— What you should do —
For each line of the data below that holds "阳光下的星星", copy the line.

--- Record extracts ---

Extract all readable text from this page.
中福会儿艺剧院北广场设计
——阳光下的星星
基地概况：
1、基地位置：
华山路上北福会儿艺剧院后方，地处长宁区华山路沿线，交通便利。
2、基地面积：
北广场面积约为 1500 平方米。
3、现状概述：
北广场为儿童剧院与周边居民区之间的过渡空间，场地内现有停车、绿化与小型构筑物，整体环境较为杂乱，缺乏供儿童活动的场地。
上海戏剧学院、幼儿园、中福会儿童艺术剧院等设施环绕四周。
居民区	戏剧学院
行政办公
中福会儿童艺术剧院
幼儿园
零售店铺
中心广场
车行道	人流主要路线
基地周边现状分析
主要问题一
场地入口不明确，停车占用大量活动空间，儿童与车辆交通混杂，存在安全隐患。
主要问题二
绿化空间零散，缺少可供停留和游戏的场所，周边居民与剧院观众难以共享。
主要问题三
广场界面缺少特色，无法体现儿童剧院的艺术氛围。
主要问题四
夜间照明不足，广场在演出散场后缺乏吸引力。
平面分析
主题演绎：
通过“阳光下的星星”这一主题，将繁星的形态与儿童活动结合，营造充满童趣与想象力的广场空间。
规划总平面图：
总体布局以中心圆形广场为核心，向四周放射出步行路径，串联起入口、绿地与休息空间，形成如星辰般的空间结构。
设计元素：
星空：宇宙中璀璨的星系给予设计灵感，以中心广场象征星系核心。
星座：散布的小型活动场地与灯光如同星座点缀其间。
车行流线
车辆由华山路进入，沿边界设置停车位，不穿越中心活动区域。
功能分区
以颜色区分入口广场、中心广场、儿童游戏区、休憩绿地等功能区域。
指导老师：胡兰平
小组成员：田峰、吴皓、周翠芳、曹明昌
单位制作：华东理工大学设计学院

---

— Answer to this problem —
——阳光下的星星
通过“阳光下的星星”这一主题，将繁星的形态与儿童活动结合，营造充满童趣与想象力的广场空间。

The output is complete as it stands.